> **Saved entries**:
━━━━━━━━━━━━━━━━━━━━━━━━━━━━━━
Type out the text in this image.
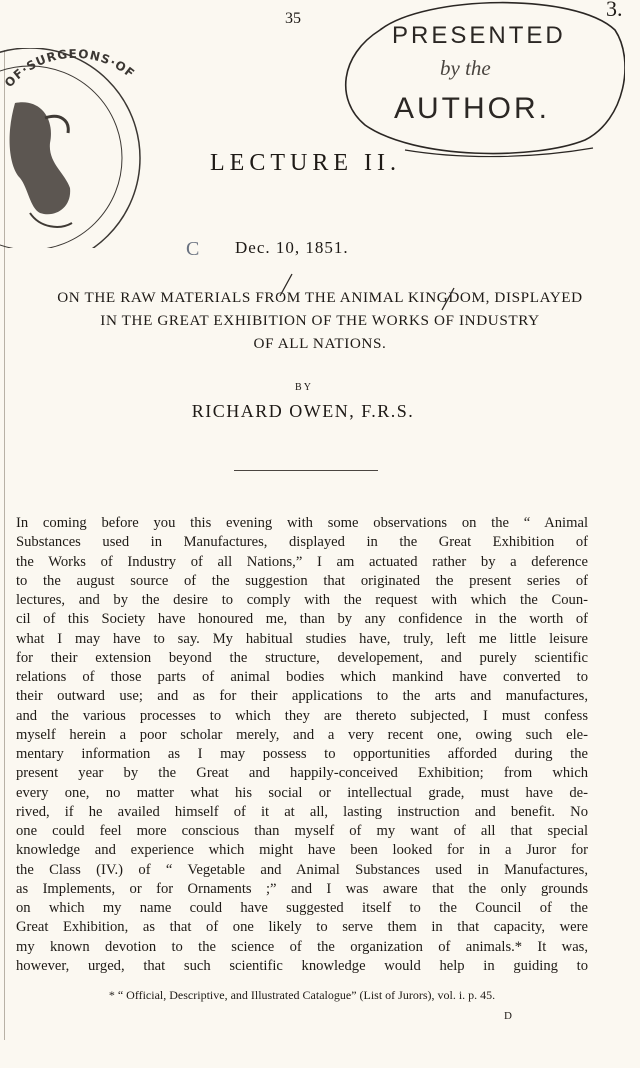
35	3.
PRESENTED
by the
AUTHOR.
OF·SURGEONS·OF
LECTURE II.
C Dec. 10, 1851.
ON THE RAW MATERIALS FROM THE ANIMAL KINGDOM, DISPLAYED
IN THE GREAT EXHIBITION OF THE WORKS OF INDUSTRY
OF ALL NATIONS.
BY
RICHARD OWEN, F.R.S.
In coming before you this evening with some observations on the “ Animal
Substances used in Manufactures, displayed in the Great Exhibition of
the Works of Industry of all Nations,” I am actuated rather by a deference
to the august source of the suggestion that originated the present series of
lectures, and by the desire to comply with the request with which the Coun-
cil of this Society have honoured me, than by any confidence in the worth of
what I may have to say. My habitual studies have, truly, left me little leisure
for their extension beyond the structure, developement, and purely scientific
relations of those parts of animal bodies which mankind have converted to
their outward use; and as for their applications to the arts and manufactures,
and the various processes to which they are thereto subjected, I must confess
myself herein a poor scholar merely, and a very recent one, owing such ele-
mentary information as I may possess to opportunities afforded during the
present year by the Great and happily-conceived Exhibition; from which
every one, no matter what his social or intellectual grade, must have de-
rived, if he availed himself of it at all, lasting instruction and benefit. No
one could feel more conscious than myself of my want of all that special
knowledge and experience which might have been looked for in a Juror for
the Class (IV.) of “ Vegetable and Animal Substances used in Manufactures,
as Implements, or for Ornaments ;” and I was aware that the only grounds
on which my name could have suggested itself to the Council of the
Great Exhibition, as that of one likely to serve them in that capacity, were
my known devotion to the science of the organization of animals.* It was,
however, urged, that such scientific knowledge would help in guiding to
* “ Official, Descriptive, and Illustrated Catalogue” (List of Jurors), vol. i. p. 45.
D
━━━━━━━━━━━━━━━━━━━━━━━━━━━━━━
> **TO DO**: Pick out the lines containing the word "knowledge" and show them.

> **WORKED ANSWER**:
knowledge and experience which might have been looked for in a Juror for
however, urged, that such scientific knowledge would help in guiding to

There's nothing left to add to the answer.